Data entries
:::::

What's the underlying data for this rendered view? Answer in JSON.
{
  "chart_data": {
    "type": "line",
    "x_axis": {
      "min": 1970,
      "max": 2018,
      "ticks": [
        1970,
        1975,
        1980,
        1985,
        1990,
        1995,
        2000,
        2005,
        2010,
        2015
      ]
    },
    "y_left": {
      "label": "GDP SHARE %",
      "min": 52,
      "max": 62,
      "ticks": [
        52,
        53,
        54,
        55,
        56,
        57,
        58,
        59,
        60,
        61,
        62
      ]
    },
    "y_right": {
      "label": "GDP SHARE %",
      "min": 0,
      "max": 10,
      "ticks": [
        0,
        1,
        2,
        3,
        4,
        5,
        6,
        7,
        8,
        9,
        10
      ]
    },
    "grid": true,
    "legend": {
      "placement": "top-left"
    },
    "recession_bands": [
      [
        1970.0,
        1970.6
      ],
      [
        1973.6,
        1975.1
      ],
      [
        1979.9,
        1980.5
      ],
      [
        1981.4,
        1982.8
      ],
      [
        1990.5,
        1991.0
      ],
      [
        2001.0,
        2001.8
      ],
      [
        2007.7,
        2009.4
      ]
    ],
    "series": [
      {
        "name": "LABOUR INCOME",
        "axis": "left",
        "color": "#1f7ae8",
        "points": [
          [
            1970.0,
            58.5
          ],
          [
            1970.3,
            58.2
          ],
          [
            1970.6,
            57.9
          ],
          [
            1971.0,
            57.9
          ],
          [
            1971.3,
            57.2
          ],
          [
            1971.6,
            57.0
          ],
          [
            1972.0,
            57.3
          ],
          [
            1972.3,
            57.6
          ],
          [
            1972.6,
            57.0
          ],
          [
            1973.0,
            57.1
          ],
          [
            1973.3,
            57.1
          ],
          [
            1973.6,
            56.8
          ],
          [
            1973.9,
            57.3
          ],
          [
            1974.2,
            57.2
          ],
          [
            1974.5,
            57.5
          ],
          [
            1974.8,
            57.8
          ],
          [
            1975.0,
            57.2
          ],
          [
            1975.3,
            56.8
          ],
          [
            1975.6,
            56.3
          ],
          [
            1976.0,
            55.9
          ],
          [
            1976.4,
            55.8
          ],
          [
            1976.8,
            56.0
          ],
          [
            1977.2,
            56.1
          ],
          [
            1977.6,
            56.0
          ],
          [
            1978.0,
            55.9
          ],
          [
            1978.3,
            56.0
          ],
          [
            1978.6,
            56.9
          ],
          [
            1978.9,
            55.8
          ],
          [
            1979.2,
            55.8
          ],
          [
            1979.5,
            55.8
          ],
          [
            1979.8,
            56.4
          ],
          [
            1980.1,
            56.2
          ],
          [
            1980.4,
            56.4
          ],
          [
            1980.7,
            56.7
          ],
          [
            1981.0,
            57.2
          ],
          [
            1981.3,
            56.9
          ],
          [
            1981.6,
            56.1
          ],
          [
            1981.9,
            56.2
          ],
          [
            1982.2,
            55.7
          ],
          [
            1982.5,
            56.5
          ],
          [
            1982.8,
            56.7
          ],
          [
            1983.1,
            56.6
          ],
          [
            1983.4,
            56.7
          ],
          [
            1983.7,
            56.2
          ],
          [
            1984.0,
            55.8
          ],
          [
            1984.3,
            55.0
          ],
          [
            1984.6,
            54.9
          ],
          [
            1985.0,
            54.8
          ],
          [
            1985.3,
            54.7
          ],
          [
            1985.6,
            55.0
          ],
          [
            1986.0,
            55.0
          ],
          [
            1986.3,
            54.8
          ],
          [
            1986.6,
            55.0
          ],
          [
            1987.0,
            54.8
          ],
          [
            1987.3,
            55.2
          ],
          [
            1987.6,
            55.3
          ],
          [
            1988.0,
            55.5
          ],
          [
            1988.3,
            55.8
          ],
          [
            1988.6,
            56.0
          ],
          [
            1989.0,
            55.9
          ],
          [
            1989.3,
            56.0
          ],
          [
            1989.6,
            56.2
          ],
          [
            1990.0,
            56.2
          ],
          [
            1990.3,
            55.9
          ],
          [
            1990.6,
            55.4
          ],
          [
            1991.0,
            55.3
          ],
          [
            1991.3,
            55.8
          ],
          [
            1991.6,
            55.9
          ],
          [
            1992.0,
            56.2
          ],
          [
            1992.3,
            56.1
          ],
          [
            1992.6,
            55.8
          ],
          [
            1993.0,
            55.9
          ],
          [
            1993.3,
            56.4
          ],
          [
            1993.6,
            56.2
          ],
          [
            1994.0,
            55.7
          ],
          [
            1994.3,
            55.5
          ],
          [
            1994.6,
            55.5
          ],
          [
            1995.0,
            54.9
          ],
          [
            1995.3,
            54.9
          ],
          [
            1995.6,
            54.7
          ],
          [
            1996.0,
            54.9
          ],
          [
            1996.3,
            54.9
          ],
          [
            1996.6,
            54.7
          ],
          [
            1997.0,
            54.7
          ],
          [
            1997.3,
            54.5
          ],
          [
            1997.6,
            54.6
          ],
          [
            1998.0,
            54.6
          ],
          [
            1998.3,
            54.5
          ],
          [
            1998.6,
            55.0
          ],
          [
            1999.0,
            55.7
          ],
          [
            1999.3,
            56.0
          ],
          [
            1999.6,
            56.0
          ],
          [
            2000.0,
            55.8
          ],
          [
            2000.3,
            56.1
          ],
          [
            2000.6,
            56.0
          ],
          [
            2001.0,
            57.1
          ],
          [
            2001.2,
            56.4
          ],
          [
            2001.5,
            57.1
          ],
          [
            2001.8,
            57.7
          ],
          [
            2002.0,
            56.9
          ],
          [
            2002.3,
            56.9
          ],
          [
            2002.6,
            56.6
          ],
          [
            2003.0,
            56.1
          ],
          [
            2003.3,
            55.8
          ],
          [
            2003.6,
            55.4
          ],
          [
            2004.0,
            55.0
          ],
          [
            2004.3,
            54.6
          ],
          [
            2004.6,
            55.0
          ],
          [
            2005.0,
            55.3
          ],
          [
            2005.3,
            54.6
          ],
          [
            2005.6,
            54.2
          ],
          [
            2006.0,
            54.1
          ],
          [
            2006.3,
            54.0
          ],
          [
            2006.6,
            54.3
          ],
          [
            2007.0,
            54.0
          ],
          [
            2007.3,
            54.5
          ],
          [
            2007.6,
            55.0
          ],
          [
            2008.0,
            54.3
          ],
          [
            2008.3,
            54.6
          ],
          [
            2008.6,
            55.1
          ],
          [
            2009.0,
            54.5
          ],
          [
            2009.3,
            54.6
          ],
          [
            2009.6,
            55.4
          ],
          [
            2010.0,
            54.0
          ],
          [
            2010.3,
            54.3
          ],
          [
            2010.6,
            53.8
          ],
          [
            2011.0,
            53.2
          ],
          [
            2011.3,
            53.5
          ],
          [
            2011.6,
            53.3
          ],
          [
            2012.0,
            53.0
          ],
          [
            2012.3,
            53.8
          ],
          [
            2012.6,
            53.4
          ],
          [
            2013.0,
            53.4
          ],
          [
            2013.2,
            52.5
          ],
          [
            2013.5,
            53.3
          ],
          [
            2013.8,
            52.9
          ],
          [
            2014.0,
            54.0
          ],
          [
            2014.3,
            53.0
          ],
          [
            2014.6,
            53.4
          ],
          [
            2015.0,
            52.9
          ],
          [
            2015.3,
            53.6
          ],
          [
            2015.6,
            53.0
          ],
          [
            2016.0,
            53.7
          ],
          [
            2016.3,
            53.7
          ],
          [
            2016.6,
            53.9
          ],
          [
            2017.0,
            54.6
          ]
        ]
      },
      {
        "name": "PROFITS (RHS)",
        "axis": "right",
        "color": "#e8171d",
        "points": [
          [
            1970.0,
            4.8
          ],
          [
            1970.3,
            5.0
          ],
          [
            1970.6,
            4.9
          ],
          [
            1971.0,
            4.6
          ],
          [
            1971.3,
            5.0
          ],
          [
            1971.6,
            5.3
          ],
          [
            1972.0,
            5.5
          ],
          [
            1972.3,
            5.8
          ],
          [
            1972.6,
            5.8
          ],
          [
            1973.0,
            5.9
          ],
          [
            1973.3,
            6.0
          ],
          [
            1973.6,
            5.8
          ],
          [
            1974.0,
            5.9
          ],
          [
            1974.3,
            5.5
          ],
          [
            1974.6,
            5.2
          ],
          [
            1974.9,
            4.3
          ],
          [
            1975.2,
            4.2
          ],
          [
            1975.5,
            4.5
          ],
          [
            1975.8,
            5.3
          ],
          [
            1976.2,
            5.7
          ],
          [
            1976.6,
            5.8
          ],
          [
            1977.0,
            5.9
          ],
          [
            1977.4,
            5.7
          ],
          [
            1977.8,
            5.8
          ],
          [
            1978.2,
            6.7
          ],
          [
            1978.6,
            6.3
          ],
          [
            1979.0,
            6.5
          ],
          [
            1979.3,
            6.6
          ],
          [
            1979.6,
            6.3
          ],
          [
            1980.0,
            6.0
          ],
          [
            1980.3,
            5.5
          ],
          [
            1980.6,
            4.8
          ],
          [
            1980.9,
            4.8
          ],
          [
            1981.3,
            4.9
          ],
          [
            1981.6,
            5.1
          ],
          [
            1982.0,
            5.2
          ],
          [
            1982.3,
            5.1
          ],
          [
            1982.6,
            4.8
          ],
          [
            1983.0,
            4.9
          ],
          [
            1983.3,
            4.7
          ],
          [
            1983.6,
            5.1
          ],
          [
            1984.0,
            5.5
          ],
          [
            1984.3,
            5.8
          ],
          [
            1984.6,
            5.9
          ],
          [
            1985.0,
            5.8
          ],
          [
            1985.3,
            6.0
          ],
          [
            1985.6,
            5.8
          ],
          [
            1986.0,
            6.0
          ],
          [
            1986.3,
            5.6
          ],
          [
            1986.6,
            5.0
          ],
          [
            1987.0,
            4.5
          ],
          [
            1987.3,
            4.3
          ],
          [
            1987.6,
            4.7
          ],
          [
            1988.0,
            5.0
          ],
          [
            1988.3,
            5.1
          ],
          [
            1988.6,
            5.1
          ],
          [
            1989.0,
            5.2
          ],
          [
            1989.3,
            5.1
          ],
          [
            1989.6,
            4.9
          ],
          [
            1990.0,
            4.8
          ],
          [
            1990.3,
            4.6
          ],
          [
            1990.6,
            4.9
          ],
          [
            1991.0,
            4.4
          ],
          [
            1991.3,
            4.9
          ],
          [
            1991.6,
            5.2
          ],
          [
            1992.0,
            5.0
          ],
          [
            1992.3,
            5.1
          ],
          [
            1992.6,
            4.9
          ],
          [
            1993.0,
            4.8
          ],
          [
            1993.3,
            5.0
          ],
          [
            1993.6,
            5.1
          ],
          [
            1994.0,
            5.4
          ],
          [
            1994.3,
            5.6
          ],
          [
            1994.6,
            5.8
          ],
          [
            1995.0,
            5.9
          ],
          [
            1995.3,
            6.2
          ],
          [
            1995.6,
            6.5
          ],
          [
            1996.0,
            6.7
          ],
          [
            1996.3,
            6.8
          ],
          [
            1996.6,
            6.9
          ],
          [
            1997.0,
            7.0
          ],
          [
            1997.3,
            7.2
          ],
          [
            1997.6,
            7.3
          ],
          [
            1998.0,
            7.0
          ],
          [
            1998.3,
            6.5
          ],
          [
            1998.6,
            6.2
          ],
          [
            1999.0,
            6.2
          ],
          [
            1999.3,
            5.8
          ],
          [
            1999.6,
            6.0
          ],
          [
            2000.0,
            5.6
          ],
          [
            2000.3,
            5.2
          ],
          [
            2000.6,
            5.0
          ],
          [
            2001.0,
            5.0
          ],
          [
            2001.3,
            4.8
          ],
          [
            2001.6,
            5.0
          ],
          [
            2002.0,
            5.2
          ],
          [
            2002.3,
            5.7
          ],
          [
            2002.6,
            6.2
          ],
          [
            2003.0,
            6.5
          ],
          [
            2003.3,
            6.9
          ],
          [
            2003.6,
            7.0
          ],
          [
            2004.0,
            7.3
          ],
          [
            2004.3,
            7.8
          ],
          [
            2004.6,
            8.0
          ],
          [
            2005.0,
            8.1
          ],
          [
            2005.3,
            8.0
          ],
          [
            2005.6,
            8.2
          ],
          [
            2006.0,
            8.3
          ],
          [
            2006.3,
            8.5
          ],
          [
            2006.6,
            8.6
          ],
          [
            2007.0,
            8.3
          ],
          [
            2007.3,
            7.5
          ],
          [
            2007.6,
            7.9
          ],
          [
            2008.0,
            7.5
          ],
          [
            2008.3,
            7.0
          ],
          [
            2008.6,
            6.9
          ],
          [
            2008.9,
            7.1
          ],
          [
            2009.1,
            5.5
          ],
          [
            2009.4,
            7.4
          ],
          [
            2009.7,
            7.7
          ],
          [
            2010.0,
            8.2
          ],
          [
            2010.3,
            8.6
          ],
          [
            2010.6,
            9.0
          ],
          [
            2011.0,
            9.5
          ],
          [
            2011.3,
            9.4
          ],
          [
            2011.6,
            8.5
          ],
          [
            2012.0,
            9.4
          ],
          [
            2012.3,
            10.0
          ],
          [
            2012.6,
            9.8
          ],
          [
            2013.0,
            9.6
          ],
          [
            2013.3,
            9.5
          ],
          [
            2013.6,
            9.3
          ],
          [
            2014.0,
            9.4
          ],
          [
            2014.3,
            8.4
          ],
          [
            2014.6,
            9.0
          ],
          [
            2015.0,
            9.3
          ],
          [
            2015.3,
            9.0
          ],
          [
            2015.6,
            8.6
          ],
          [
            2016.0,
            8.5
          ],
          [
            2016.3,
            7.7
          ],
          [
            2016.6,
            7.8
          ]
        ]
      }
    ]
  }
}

:::::

_Given exercise_: Search the preceding listing for "name" and extract every line where it is found.

_The output_:
        "name": "LABOUR INCOME",
        "name": "PROFITS (RHS)",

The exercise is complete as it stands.